## [Material provided]

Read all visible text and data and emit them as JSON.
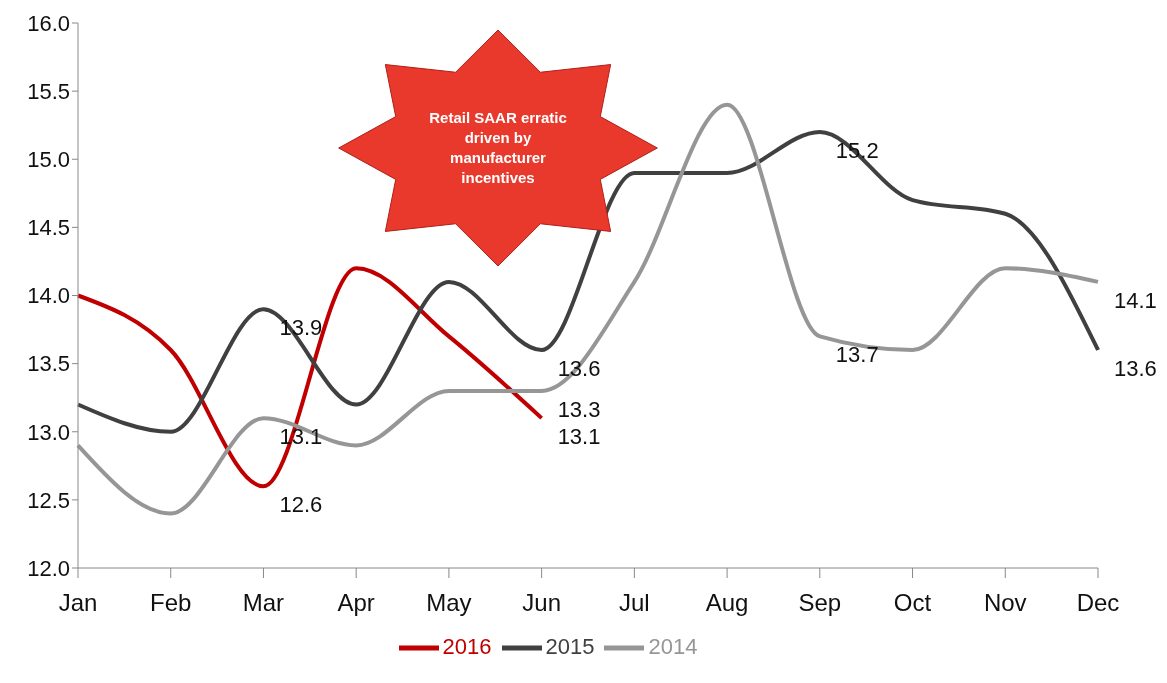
{
  "chart_data": {
    "type": "line",
    "categories": [
      "Jan",
      "Feb",
      "Mar",
      "Apr",
      "May",
      "Jun",
      "Jul",
      "Aug",
      "Sep",
      "Oct",
      "Nov",
      "Dec"
    ],
    "series": [
      {
        "name": "2016",
        "color": "#c00000",
        "values": [
          14.0,
          13.6,
          12.6,
          14.2,
          13.7,
          13.1,
          null,
          null,
          null,
          null,
          null,
          null
        ],
        "value_labels": [
          null,
          null,
          "12.6",
          null,
          null,
          "13.1",
          null,
          null,
          null,
          null,
          null,
          null
        ]
      },
      {
        "name": "2015",
        "color": "#404040",
        "values": [
          13.2,
          13.0,
          13.9,
          13.2,
          14.1,
          13.6,
          14.9,
          14.9,
          15.2,
          14.7,
          14.6,
          13.6
        ],
        "value_labels": [
          null,
          null,
          "13.9",
          null,
          null,
          "13.6",
          null,
          null,
          "15.2",
          null,
          null,
          "13.6"
        ]
      },
      {
        "name": "2014",
        "color": "#969696",
        "values": [
          12.9,
          12.4,
          13.1,
          12.9,
          13.3,
          13.3,
          14.1,
          15.4,
          13.7,
          13.6,
          14.2,
          14.1
        ],
        "value_labels": [
          null,
          null,
          "13.1",
          null,
          null,
          "13.3",
          null,
          null,
          "13.7",
          null,
          null,
          "14.1"
        ]
      }
    ],
    "ylim": [
      12,
      16
    ],
    "yticks": [
      {
        "value": 12,
        "label": "12.0"
      },
      {
        "value": 12.5,
        "label": "12.5"
      },
      {
        "value": 13,
        "label": "13.0"
      },
      {
        "value": 13.5,
        "label": "13.5"
      },
      {
        "value": 14,
        "label": "14.0"
      },
      {
        "value": 14.5,
        "label": "14.5"
      },
      {
        "value": 15,
        "label": "15.0"
      },
      {
        "value": 15.5,
        "label": "15.5"
      },
      {
        "value": 16,
        "label": "16.0"
      }
    ],
    "annotations": [
      "Retail SAAR erratic driven by manufacturer incentives"
    ],
    "legend": "bottom",
    "grid": false,
    "line_style": "solid"
  }
}
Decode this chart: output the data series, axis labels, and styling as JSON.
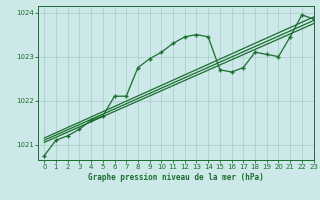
{
  "title": "Graphe pression niveau de la mer (hPa)",
  "bg_color": "#cce8e8",
  "grid_color": "#aacccc",
  "line_color": "#1a6e2e",
  "xlim": [
    -0.5,
    23
  ],
  "ylim": [
    1020.65,
    1024.15
  ],
  "yticks": [
    1021,
    1022,
    1023,
    1024
  ],
  "xticks": [
    0,
    1,
    2,
    3,
    4,
    5,
    6,
    7,
    8,
    9,
    10,
    11,
    12,
    13,
    14,
    15,
    16,
    17,
    18,
    19,
    20,
    21,
    22,
    23
  ],
  "series1_x": [
    0,
    1,
    2,
    3,
    4,
    5,
    6,
    7,
    8,
    9,
    10,
    11,
    12,
    13,
    14,
    15,
    16,
    17,
    18,
    19,
    20,
    21,
    22,
    23
  ],
  "series1_y": [
    1020.75,
    1021.1,
    1021.2,
    1021.35,
    1021.55,
    1021.65,
    1022.1,
    1022.1,
    1022.75,
    1022.95,
    1023.1,
    1023.3,
    1023.45,
    1023.5,
    1023.45,
    1022.7,
    1022.65,
    1022.75,
    1023.1,
    1023.05,
    1023.0,
    1023.45,
    1023.95,
    1023.85
  ],
  "series2_x": [
    0,
    23
  ],
  "series2_y": [
    1021.05,
    1023.75
  ],
  "series3_x": [
    0,
    23
  ],
  "series3_y": [
    1021.1,
    1023.82
  ],
  "series4_x": [
    0,
    23
  ],
  "series4_y": [
    1021.15,
    1023.9
  ]
}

## [What you have to do]
Reproduce every record word for word. The copy must contain no pictures.

## [Response to the exercise]
Read all visible text and data and emit them as JSON.
{
  "chart_data": {
    "type": "line",
    "categories": [
      "Jan",
      "Feb",
      "Mar",
      "Apr",
      "May",
      "Jun",
      "Jul",
      "Aug",
      "Sep",
      "Oct",
      "Nov",
      "Dec"
    ],
    "series": [
      {
        "name": "2016",
        "color": "#c00000",
        "values": [
          14.0,
          13.6,
          12.6,
          14.2,
          13.7,
          13.1,
          null,
          null,
          null,
          null,
          null,
          null
        ],
        "value_labels": [
          null,
          null,
          "12.6",
          null,
          null,
          "13.1",
          null,
          null,
          null,
          null,
          null,
          null
        ]
      },
      {
        "name": "2015",
        "color": "#404040",
        "values": [
          13.2,
          13.0,
          13.9,
          13.2,
          14.1,
          13.6,
          14.9,
          14.9,
          15.2,
          14.7,
          14.6,
          13.6
        ],
        "value_labels": [
          null,
          null,
          "13.9",
          null,
          null,
          "13.6",
          null,
          null,
          "15.2",
          null,
          null,
          "13.6"
        ]
      },
      {
        "name": "2014",
        "color": "#969696",
        "values": [
          12.9,
          12.4,
          13.1,
          12.9,
          13.3,
          13.3,
          14.1,
          15.4,
          13.7,
          13.6,
          14.2,
          14.1
        ],
        "value_labels": [
          null,
          null,
          "13.1",
          null,
          null,
          "13.3",
          null,
          null,
          "13.7",
          null,
          null,
          "14.1"
        ]
      }
    ],
    "ylim": [
      12,
      16
    ],
    "yticks": [
      {
        "value": 12,
        "label": "12.0"
      },
      {
        "value": 12.5,
        "label": "12.5"
      },
      {
        "value": 13,
        "label": "13.0"
      },
      {
        "value": 13.5,
        "label": "13.5"
      },
      {
        "value": 14,
        "label": "14.0"
      },
      {
        "value": 14.5,
        "label": "14.5"
      },
      {
        "value": 15,
        "label": "15.0"
      },
      {
        "value": 15.5,
        "label": "15.5"
      },
      {
        "value": 16,
        "label": "16.0"
      }
    ],
    "annotations": [
      "Retail SAAR erratic driven by manufacturer incentives"
    ],
    "legend": "bottom",
    "grid": false,
    "line_style": "solid"
  }
}
Decode this chart: output the data series, axis labels, and styling as JSON.
{
  "title": "Graphe pression niveau de la mer (hPa)",
  "bg_color": "#cce8e8",
  "grid_color": "#aacccc",
  "line_color": "#1a6e2e",
  "xlim": [
    -0.5,
    23
  ],
  "ylim": [
    1020.65,
    1024.15
  ],
  "yticks": [
    1021,
    1022,
    1023,
    1024
  ],
  "xticks": [
    0,
    1,
    2,
    3,
    4,
    5,
    6,
    7,
    8,
    9,
    10,
    11,
    12,
    13,
    14,
    15,
    16,
    17,
    18,
    19,
    20,
    21,
    22,
    23
  ],
  "series1_x": [
    0,
    1,
    2,
    3,
    4,
    5,
    6,
    7,
    8,
    9,
    10,
    11,
    12,
    13,
    14,
    15,
    16,
    17,
    18,
    19,
    20,
    21,
    22,
    23
  ],
  "series1_y": [
    1020.75,
    1021.1,
    1021.2,
    1021.35,
    1021.55,
    1021.65,
    1022.1,
    1022.1,
    1022.75,
    1022.95,
    1023.1,
    1023.3,
    1023.45,
    1023.5,
    1023.45,
    1022.7,
    1022.65,
    1022.75,
    1023.1,
    1023.05,
    1023.0,
    1023.45,
    1023.95,
    1023.85
  ],
  "series2_x": [
    0,
    23
  ],
  "series2_y": [
    1021.05,
    1023.75
  ],
  "series3_x": [
    0,
    23
  ],
  "series3_y": [
    1021.1,
    1023.82
  ],
  "series4_x": [
    0,
    23
  ],
  "series4_y": [
    1021.15,
    1023.9
  ]
}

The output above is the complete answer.